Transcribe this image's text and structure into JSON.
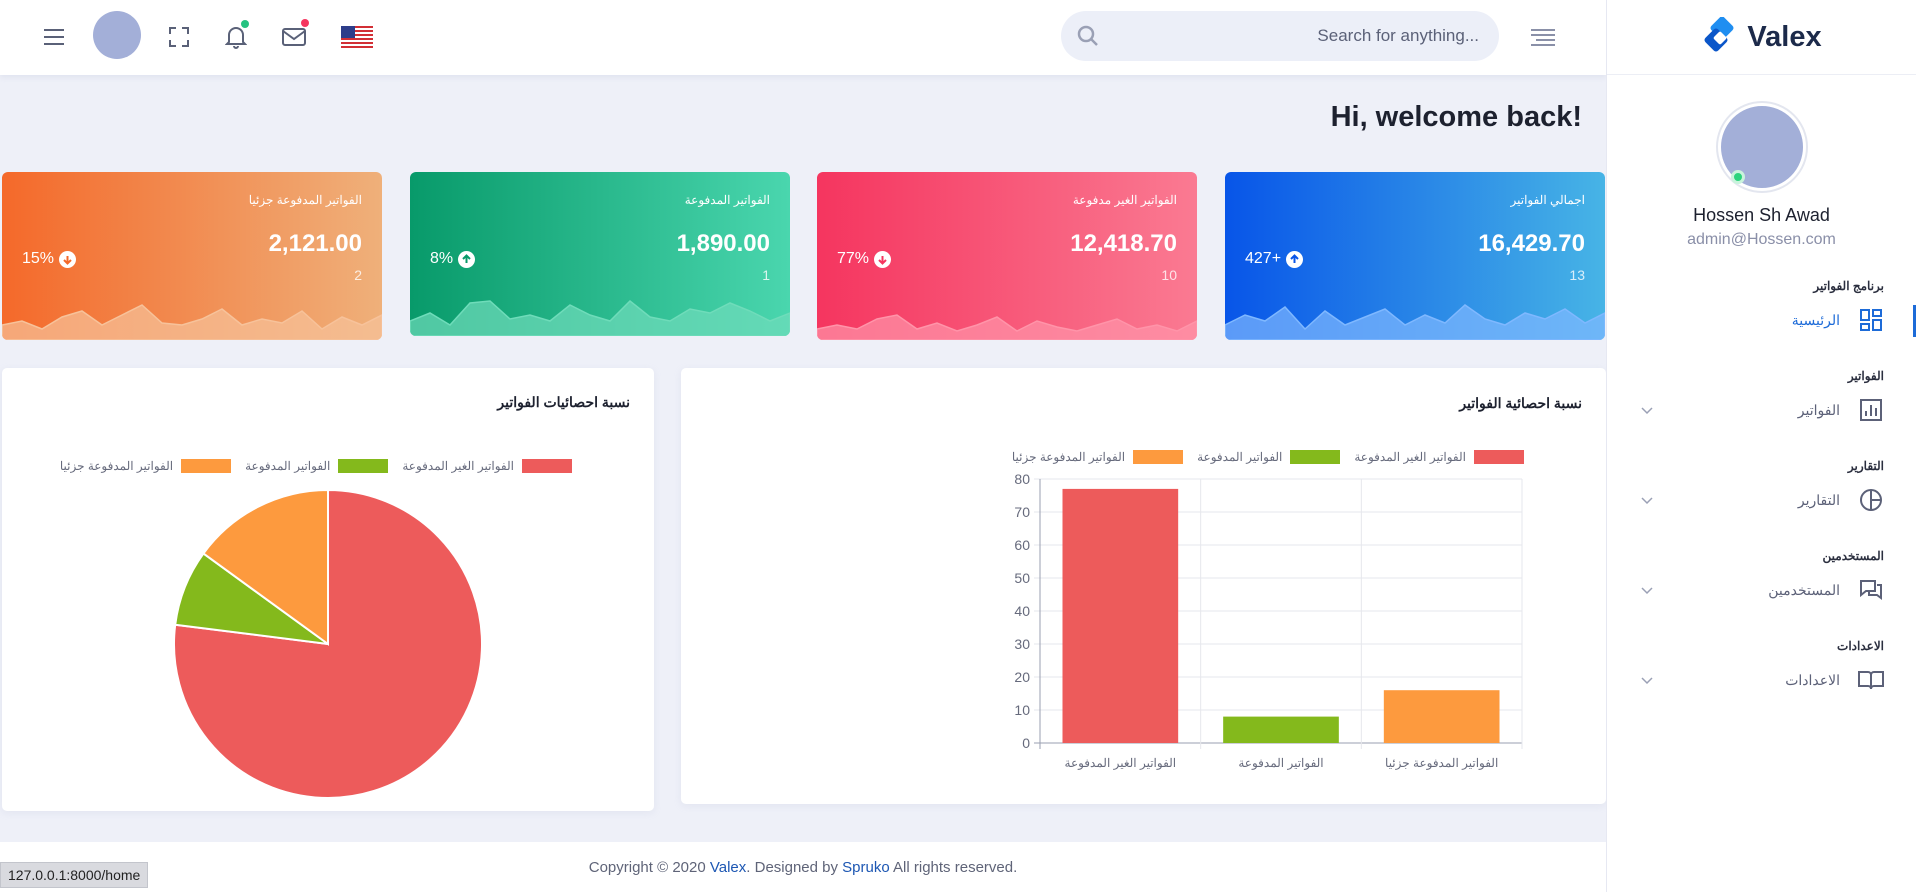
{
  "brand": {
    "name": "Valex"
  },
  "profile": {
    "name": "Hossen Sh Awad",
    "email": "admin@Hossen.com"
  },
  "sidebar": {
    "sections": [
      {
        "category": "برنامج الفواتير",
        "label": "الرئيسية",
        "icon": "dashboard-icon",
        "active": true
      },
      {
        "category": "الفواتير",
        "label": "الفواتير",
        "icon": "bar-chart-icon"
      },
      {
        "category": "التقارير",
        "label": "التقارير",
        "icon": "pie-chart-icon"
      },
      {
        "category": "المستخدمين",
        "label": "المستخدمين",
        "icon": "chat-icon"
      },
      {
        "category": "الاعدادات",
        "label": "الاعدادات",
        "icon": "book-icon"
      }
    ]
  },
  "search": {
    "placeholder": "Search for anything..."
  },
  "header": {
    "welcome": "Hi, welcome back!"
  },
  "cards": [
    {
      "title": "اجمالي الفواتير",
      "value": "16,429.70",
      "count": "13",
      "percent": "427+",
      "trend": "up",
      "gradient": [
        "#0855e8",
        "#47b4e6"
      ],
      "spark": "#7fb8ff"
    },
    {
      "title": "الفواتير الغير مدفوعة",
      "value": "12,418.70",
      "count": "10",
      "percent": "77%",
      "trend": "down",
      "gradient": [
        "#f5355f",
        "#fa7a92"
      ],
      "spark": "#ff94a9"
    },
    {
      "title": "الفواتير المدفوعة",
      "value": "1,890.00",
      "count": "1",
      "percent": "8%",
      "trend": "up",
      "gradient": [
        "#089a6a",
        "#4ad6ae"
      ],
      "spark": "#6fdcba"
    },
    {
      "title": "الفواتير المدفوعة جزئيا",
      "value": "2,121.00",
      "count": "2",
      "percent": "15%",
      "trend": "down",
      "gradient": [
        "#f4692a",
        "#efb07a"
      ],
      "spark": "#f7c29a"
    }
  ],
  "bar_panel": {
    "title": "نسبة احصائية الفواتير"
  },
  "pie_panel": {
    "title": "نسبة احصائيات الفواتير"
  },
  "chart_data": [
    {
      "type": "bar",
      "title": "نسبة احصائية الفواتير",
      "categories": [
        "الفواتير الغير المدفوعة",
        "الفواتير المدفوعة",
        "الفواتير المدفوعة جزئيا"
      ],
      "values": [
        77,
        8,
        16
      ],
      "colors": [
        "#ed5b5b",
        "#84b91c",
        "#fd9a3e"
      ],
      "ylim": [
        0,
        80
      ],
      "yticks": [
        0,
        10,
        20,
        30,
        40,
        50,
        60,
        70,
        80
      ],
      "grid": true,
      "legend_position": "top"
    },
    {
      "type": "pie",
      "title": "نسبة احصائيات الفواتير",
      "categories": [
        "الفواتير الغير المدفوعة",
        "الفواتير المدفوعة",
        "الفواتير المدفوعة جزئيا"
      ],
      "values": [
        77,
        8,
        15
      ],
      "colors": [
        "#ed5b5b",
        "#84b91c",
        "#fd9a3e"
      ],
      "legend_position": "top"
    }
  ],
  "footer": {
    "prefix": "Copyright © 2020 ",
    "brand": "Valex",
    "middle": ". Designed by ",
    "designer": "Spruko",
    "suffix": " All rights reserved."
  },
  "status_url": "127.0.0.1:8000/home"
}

#####

*REQUIREMENT*:
Output the lines above in full and exactly as given, omitting any pictures.

*EXERCISE SOLUTION*:
Transcribe this image's text and structure into JSON.
{
  "brand": {
    "name": "Valex"
  },
  "profile": {
    "name": "Hossen Sh Awad",
    "email": "admin@Hossen.com"
  },
  "sidebar": {
    "sections": [
      {
        "category": "برنامج الفواتير",
        "label": "الرئيسية",
        "icon": "dashboard-icon",
        "active": true
      },
      {
        "category": "الفواتير",
        "label": "الفواتير",
        "icon": "bar-chart-icon"
      },
      {
        "category": "التقارير",
        "label": "التقارير",
        "icon": "pie-chart-icon"
      },
      {
        "category": "المستخدمين",
        "label": "المستخدمين",
        "icon": "chat-icon"
      },
      {
        "category": "الاعدادات",
        "label": "الاعدادات",
        "icon": "book-icon"
      }
    ]
  },
  "search": {
    "placeholder": "Search for anything..."
  },
  "header": {
    "welcome": "Hi, welcome back!"
  },
  "cards": [
    {
      "title": "اجمالي الفواتير",
      "value": "16,429.70",
      "count": "13",
      "percent": "427+",
      "trend": "up",
      "gradient": [
        "#0855e8",
        "#47b4e6"
      ],
      "spark": "#7fb8ff"
    },
    {
      "title": "الفواتير الغير مدفوعة",
      "value": "12,418.70",
      "count": "10",
      "percent": "77%",
      "trend": "down",
      "gradient": [
        "#f5355f",
        "#fa7a92"
      ],
      "spark": "#ff94a9"
    },
    {
      "title": "الفواتير المدفوعة",
      "value": "1,890.00",
      "count": "1",
      "percent": "8%",
      "trend": "up",
      "gradient": [
        "#089a6a",
        "#4ad6ae"
      ],
      "spark": "#6fdcba"
    },
    {
      "title": "الفواتير المدفوعة جزئيا",
      "value": "2,121.00",
      "count": "2",
      "percent": "15%",
      "trend": "down",
      "gradient": [
        "#f4692a",
        "#efb07a"
      ],
      "spark": "#f7c29a"
    }
  ],
  "bar_panel": {
    "title": "نسبة احصائية الفواتير"
  },
  "pie_panel": {
    "title": "نسبة احصائيات الفواتير"
  },
  "chart_data": [
    {
      "type": "bar",
      "title": "نسبة احصائية الفواتير",
      "categories": [
        "الفواتير الغير المدفوعة",
        "الفواتير المدفوعة",
        "الفواتير المدفوعة جزئيا"
      ],
      "values": [
        77,
        8,
        16
      ],
      "colors": [
        "#ed5b5b",
        "#84b91c",
        "#fd9a3e"
      ],
      "ylim": [
        0,
        80
      ],
      "yticks": [
        0,
        10,
        20,
        30,
        40,
        50,
        60,
        70,
        80
      ],
      "grid": true,
      "legend_position": "top"
    },
    {
      "type": "pie",
      "title": "نسبة احصائيات الفواتير",
      "categories": [
        "الفواتير الغير المدفوعة",
        "الفواتير المدفوعة",
        "الفواتير المدفوعة جزئيا"
      ],
      "values": [
        77,
        8,
        15
      ],
      "colors": [
        "#ed5b5b",
        "#84b91c",
        "#fd9a3e"
      ],
      "legend_position": "top"
    }
  ],
  "footer": {
    "prefix": "Copyright © 2020 ",
    "brand": "Valex",
    "middle": ". Designed by ",
    "designer": "Spruko",
    "suffix": " All rights reserved."
  },
  "status_url": "127.0.0.1:8000/home"
}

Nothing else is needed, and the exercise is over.